* START DATA SECTION *

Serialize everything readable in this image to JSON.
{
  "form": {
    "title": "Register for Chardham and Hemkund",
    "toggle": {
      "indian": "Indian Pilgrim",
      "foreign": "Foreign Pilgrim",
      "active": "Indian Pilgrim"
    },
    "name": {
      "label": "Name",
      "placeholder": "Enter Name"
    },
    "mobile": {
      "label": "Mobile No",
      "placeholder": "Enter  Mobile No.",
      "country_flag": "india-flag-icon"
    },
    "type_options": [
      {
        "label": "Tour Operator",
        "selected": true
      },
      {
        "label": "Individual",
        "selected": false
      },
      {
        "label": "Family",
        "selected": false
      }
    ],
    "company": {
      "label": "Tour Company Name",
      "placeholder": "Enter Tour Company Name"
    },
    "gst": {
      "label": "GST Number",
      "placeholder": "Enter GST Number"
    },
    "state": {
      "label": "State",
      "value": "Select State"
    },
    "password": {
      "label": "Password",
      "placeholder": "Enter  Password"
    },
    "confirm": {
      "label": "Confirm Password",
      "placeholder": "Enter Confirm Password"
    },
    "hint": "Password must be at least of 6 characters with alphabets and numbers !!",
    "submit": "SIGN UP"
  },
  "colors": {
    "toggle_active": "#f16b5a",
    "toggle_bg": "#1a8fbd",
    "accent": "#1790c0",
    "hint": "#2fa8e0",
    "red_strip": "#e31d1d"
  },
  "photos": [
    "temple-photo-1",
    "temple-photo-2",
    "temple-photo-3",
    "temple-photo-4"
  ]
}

* END DATA SECTION *
* START DATA SECTION *

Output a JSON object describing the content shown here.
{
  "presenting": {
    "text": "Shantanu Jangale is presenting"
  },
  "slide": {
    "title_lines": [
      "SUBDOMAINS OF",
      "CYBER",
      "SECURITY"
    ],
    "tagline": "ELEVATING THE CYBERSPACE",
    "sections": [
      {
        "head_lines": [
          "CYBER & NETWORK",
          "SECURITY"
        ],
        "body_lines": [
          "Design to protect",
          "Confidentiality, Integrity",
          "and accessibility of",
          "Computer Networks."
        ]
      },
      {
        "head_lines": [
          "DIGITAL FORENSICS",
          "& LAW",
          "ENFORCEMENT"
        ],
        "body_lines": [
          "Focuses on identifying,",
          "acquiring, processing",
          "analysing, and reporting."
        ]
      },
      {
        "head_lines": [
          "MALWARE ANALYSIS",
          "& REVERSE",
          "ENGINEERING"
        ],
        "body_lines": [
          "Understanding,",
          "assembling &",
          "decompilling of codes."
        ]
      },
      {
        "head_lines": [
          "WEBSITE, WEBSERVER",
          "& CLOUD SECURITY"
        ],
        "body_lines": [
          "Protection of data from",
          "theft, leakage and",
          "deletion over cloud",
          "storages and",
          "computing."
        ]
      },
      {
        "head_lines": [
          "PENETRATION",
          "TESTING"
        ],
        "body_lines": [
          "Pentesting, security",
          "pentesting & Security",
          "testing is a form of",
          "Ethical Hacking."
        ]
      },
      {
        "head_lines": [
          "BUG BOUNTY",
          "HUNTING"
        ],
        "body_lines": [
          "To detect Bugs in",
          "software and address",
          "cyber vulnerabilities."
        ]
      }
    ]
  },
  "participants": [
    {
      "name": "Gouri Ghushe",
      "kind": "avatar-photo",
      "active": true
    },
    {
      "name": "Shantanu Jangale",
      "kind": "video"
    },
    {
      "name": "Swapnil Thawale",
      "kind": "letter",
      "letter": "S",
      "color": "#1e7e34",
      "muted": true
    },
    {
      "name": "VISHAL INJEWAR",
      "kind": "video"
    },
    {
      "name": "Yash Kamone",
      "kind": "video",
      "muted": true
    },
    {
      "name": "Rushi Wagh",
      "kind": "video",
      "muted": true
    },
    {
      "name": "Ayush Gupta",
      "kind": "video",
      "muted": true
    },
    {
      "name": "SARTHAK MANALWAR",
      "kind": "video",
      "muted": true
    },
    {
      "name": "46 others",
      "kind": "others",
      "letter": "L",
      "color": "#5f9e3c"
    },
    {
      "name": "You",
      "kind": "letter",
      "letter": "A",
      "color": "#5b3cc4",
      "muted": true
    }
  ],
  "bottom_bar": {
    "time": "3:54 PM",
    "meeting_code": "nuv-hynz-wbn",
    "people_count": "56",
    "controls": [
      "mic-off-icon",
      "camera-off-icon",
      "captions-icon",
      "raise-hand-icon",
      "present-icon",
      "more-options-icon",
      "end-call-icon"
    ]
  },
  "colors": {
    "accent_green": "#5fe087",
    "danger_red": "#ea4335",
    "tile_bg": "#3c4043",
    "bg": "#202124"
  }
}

* END DATA SECTION *
* START DATA SECTION *

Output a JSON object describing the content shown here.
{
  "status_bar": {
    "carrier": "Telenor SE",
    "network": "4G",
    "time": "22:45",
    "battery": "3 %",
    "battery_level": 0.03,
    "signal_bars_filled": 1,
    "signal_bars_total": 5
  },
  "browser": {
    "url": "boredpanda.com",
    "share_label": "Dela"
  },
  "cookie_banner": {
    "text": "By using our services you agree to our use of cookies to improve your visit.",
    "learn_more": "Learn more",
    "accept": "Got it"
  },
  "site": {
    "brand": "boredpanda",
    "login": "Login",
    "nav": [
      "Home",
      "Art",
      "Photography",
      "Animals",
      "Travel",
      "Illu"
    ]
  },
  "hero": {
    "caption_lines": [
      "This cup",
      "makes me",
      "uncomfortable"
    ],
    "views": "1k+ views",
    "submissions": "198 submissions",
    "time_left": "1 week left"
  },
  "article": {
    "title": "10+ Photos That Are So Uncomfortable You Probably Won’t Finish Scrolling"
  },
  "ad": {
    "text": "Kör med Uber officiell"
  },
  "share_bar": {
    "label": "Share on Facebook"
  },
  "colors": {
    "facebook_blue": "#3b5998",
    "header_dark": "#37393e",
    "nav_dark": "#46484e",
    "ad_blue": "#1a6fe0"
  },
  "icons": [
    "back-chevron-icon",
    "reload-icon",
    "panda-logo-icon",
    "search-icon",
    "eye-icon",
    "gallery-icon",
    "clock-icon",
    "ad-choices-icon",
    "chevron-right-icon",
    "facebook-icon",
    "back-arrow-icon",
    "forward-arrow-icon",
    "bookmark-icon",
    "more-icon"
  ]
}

* END DATA SECTION *

Collect every line above that contains the word "Enter".

      "placeholder": "Enter Name"
      "placeholder": "Enter  Mobile No.",
      "placeholder": "Enter Tour Company Name"
      "placeholder": "Enter GST Number"
      "placeholder": "Enter  Password"
      "placeholder": "Enter Confirm Password"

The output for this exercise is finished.